* Begin Data entries *
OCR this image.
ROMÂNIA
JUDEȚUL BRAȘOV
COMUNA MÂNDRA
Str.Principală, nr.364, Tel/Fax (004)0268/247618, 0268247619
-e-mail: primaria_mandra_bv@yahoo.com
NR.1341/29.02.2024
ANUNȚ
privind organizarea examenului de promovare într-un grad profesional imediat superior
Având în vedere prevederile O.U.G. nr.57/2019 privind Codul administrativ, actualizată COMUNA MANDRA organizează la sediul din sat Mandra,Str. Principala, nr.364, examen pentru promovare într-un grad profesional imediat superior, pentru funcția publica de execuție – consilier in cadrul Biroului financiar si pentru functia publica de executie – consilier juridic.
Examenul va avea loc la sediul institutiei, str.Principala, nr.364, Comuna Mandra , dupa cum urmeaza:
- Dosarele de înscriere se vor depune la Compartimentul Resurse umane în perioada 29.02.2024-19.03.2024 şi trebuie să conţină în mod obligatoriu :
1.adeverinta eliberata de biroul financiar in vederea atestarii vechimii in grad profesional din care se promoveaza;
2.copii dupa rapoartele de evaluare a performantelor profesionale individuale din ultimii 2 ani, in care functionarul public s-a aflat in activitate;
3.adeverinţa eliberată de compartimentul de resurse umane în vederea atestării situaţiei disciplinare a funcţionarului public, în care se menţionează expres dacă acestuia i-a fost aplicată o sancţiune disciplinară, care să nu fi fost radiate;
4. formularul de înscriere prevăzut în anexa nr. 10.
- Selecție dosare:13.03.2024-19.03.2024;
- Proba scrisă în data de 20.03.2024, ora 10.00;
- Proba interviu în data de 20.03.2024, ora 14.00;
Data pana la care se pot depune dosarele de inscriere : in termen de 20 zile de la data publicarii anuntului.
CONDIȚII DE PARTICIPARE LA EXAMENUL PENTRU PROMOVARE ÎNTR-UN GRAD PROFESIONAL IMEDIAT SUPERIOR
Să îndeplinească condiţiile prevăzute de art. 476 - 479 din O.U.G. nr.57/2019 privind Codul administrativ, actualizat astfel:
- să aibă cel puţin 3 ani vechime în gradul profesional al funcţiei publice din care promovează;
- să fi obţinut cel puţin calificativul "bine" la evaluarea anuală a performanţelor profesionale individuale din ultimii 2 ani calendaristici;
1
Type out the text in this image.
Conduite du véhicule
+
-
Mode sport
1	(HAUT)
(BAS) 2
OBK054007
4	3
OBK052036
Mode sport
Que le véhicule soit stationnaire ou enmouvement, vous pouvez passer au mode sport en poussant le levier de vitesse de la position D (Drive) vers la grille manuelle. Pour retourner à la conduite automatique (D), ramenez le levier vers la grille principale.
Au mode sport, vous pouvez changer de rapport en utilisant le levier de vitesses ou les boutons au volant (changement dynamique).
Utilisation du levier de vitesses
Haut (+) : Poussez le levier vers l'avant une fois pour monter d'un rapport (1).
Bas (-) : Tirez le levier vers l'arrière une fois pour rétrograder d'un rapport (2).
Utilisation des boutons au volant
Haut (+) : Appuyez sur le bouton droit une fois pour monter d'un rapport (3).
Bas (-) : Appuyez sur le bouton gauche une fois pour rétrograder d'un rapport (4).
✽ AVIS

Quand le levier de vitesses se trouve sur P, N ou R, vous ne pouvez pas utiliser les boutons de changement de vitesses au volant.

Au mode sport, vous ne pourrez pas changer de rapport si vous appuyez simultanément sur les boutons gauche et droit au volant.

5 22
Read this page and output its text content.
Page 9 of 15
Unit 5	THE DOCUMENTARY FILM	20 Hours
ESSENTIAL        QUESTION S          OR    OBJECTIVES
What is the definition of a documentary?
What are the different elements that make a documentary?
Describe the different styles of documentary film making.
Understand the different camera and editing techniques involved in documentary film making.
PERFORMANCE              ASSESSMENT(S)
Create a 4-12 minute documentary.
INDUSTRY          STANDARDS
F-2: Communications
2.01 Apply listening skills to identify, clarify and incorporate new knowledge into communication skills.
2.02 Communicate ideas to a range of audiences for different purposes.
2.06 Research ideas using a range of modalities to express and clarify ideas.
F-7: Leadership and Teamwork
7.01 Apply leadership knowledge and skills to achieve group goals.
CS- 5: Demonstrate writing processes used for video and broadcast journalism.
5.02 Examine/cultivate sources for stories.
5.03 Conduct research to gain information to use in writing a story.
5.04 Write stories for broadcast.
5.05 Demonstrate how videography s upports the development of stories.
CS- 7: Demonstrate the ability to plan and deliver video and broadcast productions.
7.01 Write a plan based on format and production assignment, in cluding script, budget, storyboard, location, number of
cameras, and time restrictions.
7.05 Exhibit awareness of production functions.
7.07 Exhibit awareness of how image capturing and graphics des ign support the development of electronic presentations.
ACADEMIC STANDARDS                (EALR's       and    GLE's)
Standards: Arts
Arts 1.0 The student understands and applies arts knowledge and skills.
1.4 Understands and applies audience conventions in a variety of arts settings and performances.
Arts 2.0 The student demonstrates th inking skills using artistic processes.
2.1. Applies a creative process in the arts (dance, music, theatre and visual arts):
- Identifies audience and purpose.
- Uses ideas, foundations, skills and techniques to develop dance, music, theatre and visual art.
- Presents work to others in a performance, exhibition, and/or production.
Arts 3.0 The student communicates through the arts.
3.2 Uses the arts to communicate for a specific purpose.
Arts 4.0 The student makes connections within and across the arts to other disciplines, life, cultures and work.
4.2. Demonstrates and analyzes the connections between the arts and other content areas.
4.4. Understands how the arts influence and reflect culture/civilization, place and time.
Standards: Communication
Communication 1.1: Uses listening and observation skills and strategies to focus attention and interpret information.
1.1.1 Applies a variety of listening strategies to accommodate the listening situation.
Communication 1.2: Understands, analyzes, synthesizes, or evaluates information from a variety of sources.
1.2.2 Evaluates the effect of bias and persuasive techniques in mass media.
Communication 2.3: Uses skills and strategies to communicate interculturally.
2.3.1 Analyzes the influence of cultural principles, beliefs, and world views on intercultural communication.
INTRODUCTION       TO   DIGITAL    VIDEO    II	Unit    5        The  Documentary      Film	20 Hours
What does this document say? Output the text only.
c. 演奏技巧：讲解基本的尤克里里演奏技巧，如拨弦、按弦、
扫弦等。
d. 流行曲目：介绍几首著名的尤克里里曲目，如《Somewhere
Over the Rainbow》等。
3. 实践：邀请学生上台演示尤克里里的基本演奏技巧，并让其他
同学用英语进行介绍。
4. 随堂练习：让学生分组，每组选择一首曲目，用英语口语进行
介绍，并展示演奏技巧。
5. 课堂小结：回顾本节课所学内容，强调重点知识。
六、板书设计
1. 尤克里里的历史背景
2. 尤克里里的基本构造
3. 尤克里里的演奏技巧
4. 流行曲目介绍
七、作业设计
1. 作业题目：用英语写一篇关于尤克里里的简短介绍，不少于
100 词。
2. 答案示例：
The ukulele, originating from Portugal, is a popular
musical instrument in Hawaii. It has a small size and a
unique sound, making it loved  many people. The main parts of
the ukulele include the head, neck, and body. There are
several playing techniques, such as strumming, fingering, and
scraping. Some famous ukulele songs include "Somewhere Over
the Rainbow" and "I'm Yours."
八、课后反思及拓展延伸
* End Data entries *
Quote the whole listing above, leaving nothing out.

OCR this image.
ROMÂNIA
JUDEȚUL BRAȘOV
COMUNA MÂNDRA
Str.Principală, nr.364, Tel/Fax (004)0268/247618, 0268247619
-e-mail: primaria_mandra_bv@yahoo.com
NR.1341/29.02.2024
ANUNȚ
privind organizarea examenului de promovare într-un grad profesional imediat superior
Având în vedere prevederile O.U.G. nr.57/2019 privind Codul administrativ, actualizată COMUNA MANDRA organizează la sediul din sat Mandra,Str. Principala, nr.364, examen pentru promovare într-un grad profesional imediat superior, pentru funcția publica de execuție – consilier in cadrul Biroului financiar si pentru functia publica de executie – consilier juridic.
Examenul va avea loc la sediul institutiei, str.Principala, nr.364, Comuna Mandra , dupa cum urmeaza:
- Dosarele de înscriere se vor depune la Compartimentul Resurse umane în perioada 29.02.2024-19.03.2024 şi trebuie să conţină în mod obligatoriu :
1.adeverinta eliberata de biroul financiar in vederea atestarii vechimii in grad profesional din care se promoveaza;
2.copii dupa rapoartele de evaluare a performantelor profesionale individuale din ultimii 2 ani, in care functionarul public s-a aflat in activitate;
3.adeverinţa eliberată de compartimentul de resurse umane în vederea atestării situaţiei disciplinare a funcţionarului public, în care se menţionează expres dacă acestuia i-a fost aplicată o sancţiune disciplinară, care să nu fi fost radiate;
4. formularul de înscriere prevăzut în anexa nr. 10.
- Selecție dosare:13.03.2024-19.03.2024;
- Proba scrisă în data de 20.03.2024, ora 10.00;
- Proba interviu în data de 20.03.2024, ora 14.00;
Data pana la care se pot depune dosarele de inscriere : in termen de 20 zile de la data publicarii anuntului.
CONDIȚII DE PARTICIPARE LA EXAMENUL PENTRU PROMOVARE ÎNTR-UN GRAD PROFESIONAL IMEDIAT SUPERIOR
Să îndeplinească condiţiile prevăzute de art. 476 - 479 din O.U.G. nr.57/2019 privind Codul administrativ, actualizat astfel:
- să aibă cel puţin 3 ani vechime în gradul profesional al funcţiei publice din care promovează;
- să fi obţinut cel puţin calificativul "bine" la evaluarea anuală a performanţelor profesionale individuale din ultimii 2 ani calendaristici;
1
Type out the text in this image.
Conduite du véhicule
+
-
Mode sport
1	(HAUT)
(BAS) 2
OBK054007
4	3
OBK052036
Mode sport
Que le véhicule soit stationnaire ou enmouvement, vous pouvez passer au mode sport en poussant le levier de vitesse de la position D (Drive) vers la grille manuelle. Pour retourner à la conduite automatique (D), ramenez le levier vers la grille principale.
Au mode sport, vous pouvez changer de rapport en utilisant le levier de vitesses ou les boutons au volant (changement dynamique).
Utilisation du levier de vitesses
Haut (+) : Poussez le levier vers l'avant une fois pour monter d'un rapport (1).
Bas (-) : Tirez le levier vers l'arrière une fois pour rétrograder d'un rapport (2).
Utilisation des boutons au volant
Haut (+) : Appuyez sur le bouton droit une fois pour monter d'un rapport (3).
Bas (-) : Appuyez sur le bouton gauche une fois pour rétrograder d'un rapport (4).
✽ AVIS

Quand le levier de vitesses se trouve sur P, N ou R, vous ne pouvez pas utiliser les boutons de changement de vitesses au volant.

Au mode sport, vous ne pourrez pas changer de rapport si vous appuyez simultanément sur les boutons gauche et droit au volant.

5 22
Read this page and output its text content.
Page 9 of 15
Unit 5	THE DOCUMENTARY FILM	20 Hours
ESSENTIAL        QUESTION S          OR    OBJECTIVES
What is the definition of a documentary?
What are the different elements that make a documentary?
Describe the different styles of documentary film making.
Understand the different camera and editing techniques involved in documentary film making.
PERFORMANCE              ASSESSMENT(S)
Create a 4-12 minute documentary.
INDUSTRY          STANDARDS
F-2: Communications
2.01 Apply listening skills to identify, clarify and incorporate new knowledge into communication skills.
2.02 Communicate ideas to a range of audiences for different purposes.
2.06 Research ideas using a range of modalities to express and clarify ideas.
F-7: Leadership and Teamwork
7.01 Apply leadership knowledge and skills to achieve group goals.
CS- 5: Demonstrate writing processes used for video and broadcast journalism.
5.02 Examine/cultivate sources for stories.
5.03 Conduct research to gain information to use in writing a story.
5.04 Write stories for broadcast.
5.05 Demonstrate how videography s upports the development of stories.
CS- 7: Demonstrate the ability to plan and deliver video and broadcast productions.
7.01 Write a plan based on format and production assignment, in cluding script, budget, storyboard, location, number of
cameras, and time restrictions.
7.05 Exhibit awareness of production functions.
7.07 Exhibit awareness of how image capturing and graphics des ign support the development of electronic presentations.
ACADEMIC STANDARDS                (EALR's       and    GLE's)
Standards: Arts
Arts 1.0 The student understands and applies arts knowledge and skills.
1.4 Understands and applies audience conventions in a variety of arts settings and performances.
Arts 2.0 The student demonstrates th inking skills using artistic processes.
2.1. Applies a creative process in the arts (dance, music, theatre and visual arts):
- Identifies audience and purpose.
- Uses ideas, foundations, skills and techniques to develop dance, music, theatre and visual art.
- Presents work to others in a performance, exhibition, and/or production.
Arts 3.0 The student communicates through the arts.
3.2 Uses the arts to communicate for a specific purpose.
Arts 4.0 The student makes connections within and across the arts to other disciplines, life, cultures and work.
4.2. Demonstrates and analyzes the connections between the arts and other content areas.
4.4. Understands how the arts influence and reflect culture/civilization, place and time.
Standards: Communication
Communication 1.1: Uses listening and observation skills and strategies to focus attention and interpret information.
1.1.1 Applies a variety of listening strategies to accommodate the listening situation.
Communication 1.2: Understands, analyzes, synthesizes, or evaluates information from a variety of sources.
1.2.2 Evaluates the effect of bias and persuasive techniques in mass media.
Communication 2.3: Uses skills and strategies to communicate interculturally.
2.3.1 Analyzes the influence of cultural principles, beliefs, and world views on intercultural communication.
INTRODUCTION       TO   DIGITAL    VIDEO    II	Unit    5        The  Documentary      Film	20 Hours
What does this document say? Output the text only.
c. 演奏技巧：讲解基本的尤克里里演奏技巧，如拨弦、按弦、
扫弦等。
d. 流行曲目：介绍几首著名的尤克里里曲目，如《Somewhere
Over the Rainbow》等。
3. 实践：邀请学生上台演示尤克里里的基本演奏技巧，并让其他
同学用英语进行介绍。
4. 随堂练习：让学生分组，每组选择一首曲目，用英语口语进行
介绍，并展示演奏技巧。
5. 课堂小结：回顾本节课所学内容，强调重点知识。
六、板书设计
1. 尤克里里的历史背景
2. 尤克里里的基本构造
3. 尤克里里的演奏技巧
4. 流行曲目介绍
七、作业设计
1. 作业题目：用英语写一篇关于尤克里里的简短介绍，不少于
100 词。
2. 答案示例：
The ukulele, originating from Portugal, is a popular
musical instrument in Hawaii. It has a small size and a
unique sound, making it loved  many people. The main parts of
the ukulele include the head, neck, and body. There are
several playing techniques, such as strumming, fingering, and
scraping. Some famous ukulele songs include "Somewhere Over
the Rainbow" and "I'm Yours."
八、课后反思及拓展延伸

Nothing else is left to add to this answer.